> _Objective_
Provide only the number of lines in the listing that contain the string "senza".

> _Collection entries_
::::::

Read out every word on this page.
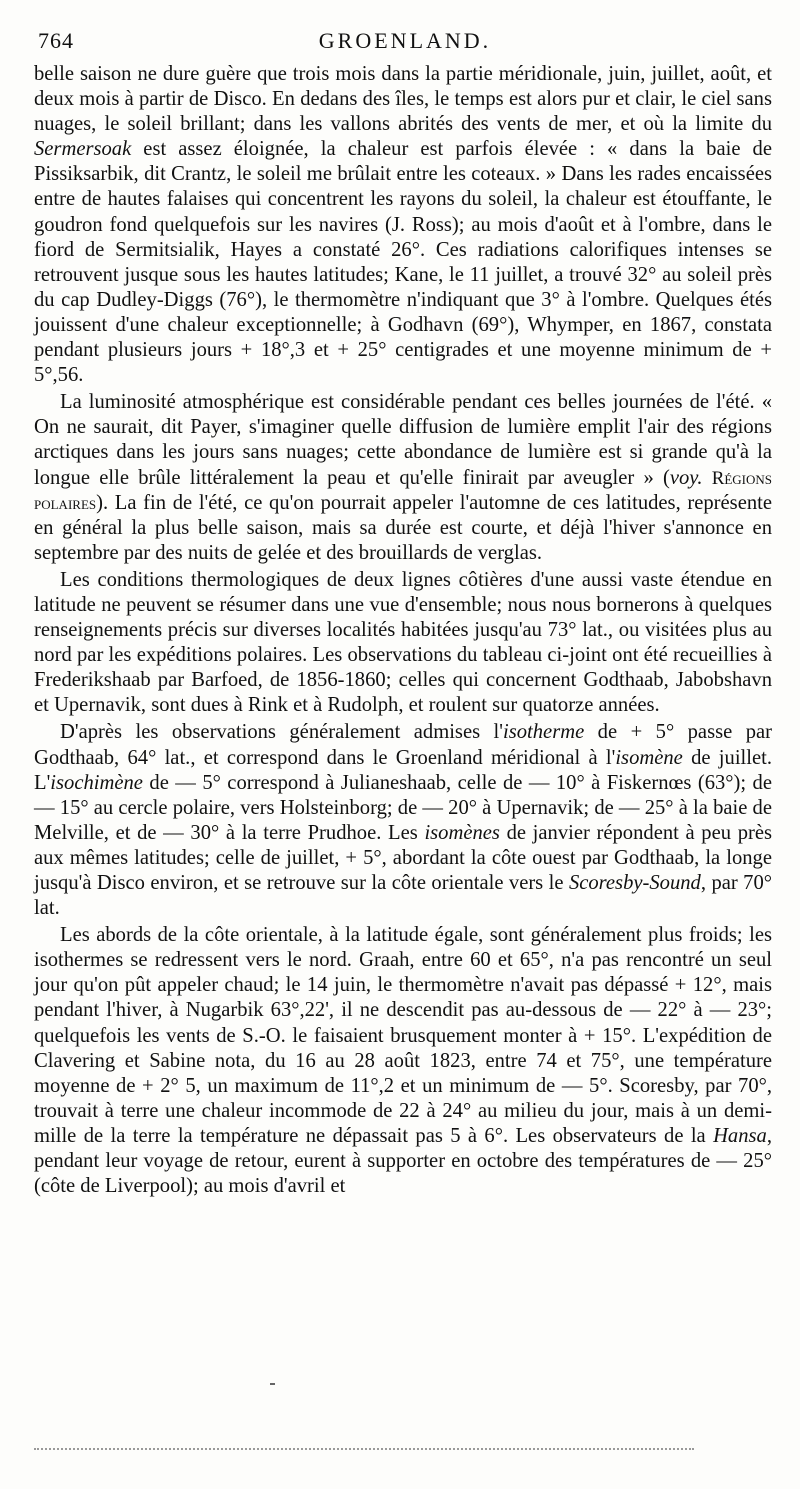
764	GROENLAND.

belle saison ne dure guère que trois mois dans la partie méridionale, juin, juillet, août, et deux mois à partir de Disco. En dedans des îles, le temps est alors pur et clair, le ciel sans nuages, le soleil brillant; dans les vallons abrités des vents de mer, et où la limite du Sermersoak est assez éloignée, la chaleur est parfois élevée : « dans la baie de Pissiksarbik, dit Crantz, le soleil me brûlait entre les coteaux. » Dans les rades encaissées entre de hautes falaises qui concentrent les rayons du soleil, la chaleur est étouffante, le goudron fond quelquefois sur les navires (J. Ross); au mois d'août et à l'ombre, dans le fiord de Sermitsialik, Hayes a constaté 26°. Ces radiations calorifiques intenses se retrouvent jusque sous les hautes latitudes; Kane, le 11 juillet, a trouvé 32° au soleil près du cap Dudley-Diggs (76°), le thermomètre n'indiquant que 3° à l'ombre. Quelques étés jouissent d'une chaleur exceptionnelle; à Godhavn (69°), Whymper, en 1867, constata pendant plusieurs jours + 18°,3 et + 25° centigrades et une moyenne minimum de + 5°,56.

La luminosité atmosphérique est considérable pendant ces belles journées de l'été. « On ne saurait, dit Payer, s'imaginer quelle diffusion de lumière emplit l'air des régions arctiques dans les jours sans nuages; cette abondance de lumière est si grande qu'à la longue elle brûle littéralement la peau et qu'elle finirait par aveugler » (voy. Régions polaires). La fin de l'été, ce qu'on pourrait appeler l'automne de ces latitudes, représente en général la plus belle saison, mais sa durée est courte, et déjà l'hiver s'annonce en septembre par des nuits de gelée et des brouillards de verglas.

Les conditions thermologiques de deux lignes côtières d'une aussi vaste étendue en latitude ne peuvent se résumer dans une vue d'ensemble; nous nous bornerons à quelques renseignements précis sur diverses localités habitées jusqu'au 73° lat., ou visitées plus au nord par les expéditions polaires. Les observations du tableau ci-joint ont été recueillies à Frederikshaab par Barfoed, de 1856-1860; celles qui concernent Godthaab, Jabobshavn et Upernavik, sont dues à Rink et à Rudolph, et roulent sur quatorze années.

D'après les observations généralement admises l'isotherme de + 5° passe par Godthaab, 64° lat., et correspond dans le Groenland méridional à l'isomène de juillet. L'isochimène de — 5° correspond à Julianeshaab, celle de — 10° à Fiskernœs (63°); de — 15° au cercle polaire, vers Holsteinborg; de — 20° à Upernavik; de — 25° à la baie de Melville, et de — 30° à la terre Prudhoe. Les isomènes de janvier répondent à peu près aux mêmes latitudes; celle de juillet, + 5°, abordant la côte ouest par Godthaab, la longe jusqu'à Disco environ, et se retrouve sur la côte orientale vers le Scoresby-Sound, par 70° lat.

Les abords de la côte orientale, à la latitude égale, sont généralement plus froids; les isothermes se redressent vers le nord. Graah, entre 60 et 65°, n'a pas rencontré un seul jour qu'on pût appeler chaud; le 14 juin, le thermomètre n'avait pas dépassé + 12°, mais pendant l'hiver, à Nugarbik 63°,22', il ne descendit pas au-dessous de — 22° à — 23°; quelquefois les vents de S.-O. le faisaient brusquement monter à + 15°. L'expédition de Clavering et Sabine nota, du 16 au 28 août 1823, entre 74 et 75°, une température moyenne de + 2° 5, un maximum de 11°,2 et un minimum de — 5°. Scoresby, par 70°, trouvait à terre une chaleur incommode de 22 à 24° au milieu du jour, mais à un demi-mille de la terre la température ne dépassait pas 5 à 6°. Les observateurs de la Hansa, pendant leur voyage de retour, eurent à supporter en octobre des températures de — 25° (côte de Liverpool); au mois d'avril et
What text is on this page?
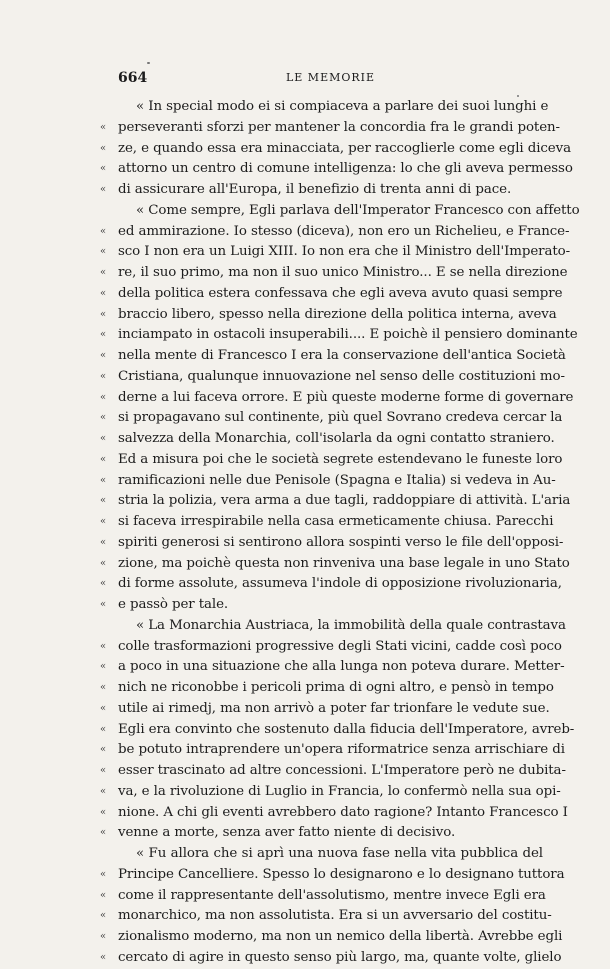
664	LE MEMORIE
« In special modo ei si compiaceva a parlare dei suoi lunghi e
« perseveranti sforzi per mantener la concordia fra le grandi poten-
« ze, e quando essa era minacciata, per raccoglierle come egli diceva
« attorno un centro di comune intelligenza: lo che gli aveva permesso
« di assicurare all'Europa, il benefizio di trenta anni di pace.
« Come sempre, Egli parlava dell'Imperator Francesco con affetto
« ed ammirazione. Io stesso (diceva), non ero un Richelieu, e France-
« sco I non era un Luigi XIII. Io non era che il Ministro dell'Imperato-
« re, il suo primo, ma non il suo unico Ministro... E se nella direzione
« della politica estera confessava che egli aveva avuto quasi sempre
« braccio libero, spesso nella direzione della politica interna, aveva
« inciampato in ostacoli insuperabili.... E poichè il pensiero dominante
« nella mente di Francesco I era la conservazione dell'antica Società
« Cristiana, qualunque innuovazione nel senso delle costituzioni mo-
« derne a lui faceva orrore. E più queste moderne forme di governare
« si propagavano sul continente, più quel Sovrano credeva cercar la
« salvezza della Monarchia, coll'isolarla da ogni contatto straniero.
« Ed a misura poi che le società segrete estendevano le funeste loro
« ramificazioni nelle due Penisole (Spagna e Italia) si vedeva in Au-
« stria la polizia, vera arma a due tagli, raddoppiare di attività. L'aria
« si faceva irrespirabile nella casa ermeticamente chiusa. Parecchi
« spiriti generosi si sentirono allora sospinti verso le file dell'opposi-
« zione, ma poichè questa non rinveniva una base legale in uno Stato
« di forme assolute, assumeva l'indole di opposizione rivoluzionaria,
« e passò per tale.
« La Monarchia Austriaca, la immobilità della quale contrastava
« colle trasformazioni progressive degli Stati vicini, cadde così poco
« a poco in una situazione che alla lunga non poteva durare. Metter-
« nich ne riconobbe i pericoli prima di ogni altro, e pensò in tempo
« utile ai rimedj, ma non arrivò a poter far trionfare le vedute sue.
« Egli era convinto che sostenuto dalla fiducia dell'Imperatore, avreb-
« be potuto intraprendere un'opera riformatrice senza arrischiare di
« esser trascinato ad altre concessioni. L'Imperatore però ne dubita-
« va, e la rivoluzione di Luglio in Francia, lo confermò nella sua opi-
« nione. A chi gli eventi avrebbero dato ragione? Intanto Francesco I
« venne a morte, senza aver fatto niente di decisivo.
« Fu allora che si aprì una nuova fase nella vita pubblica del
« Principe Cancelliere. Spesso lo designarono e lo designano tuttora
« come il rappresentante dell'assolutismo, mentre invece Egli era
« monarchico, ma non assolutista. Era si un avversario del costitu-
« zionalismo moderno, ma non un nemico della libertà. Avrebbe egli
« cercato di agire in questo senso più largo, ma, quante volte, glielo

::::::

> _Written solution_
2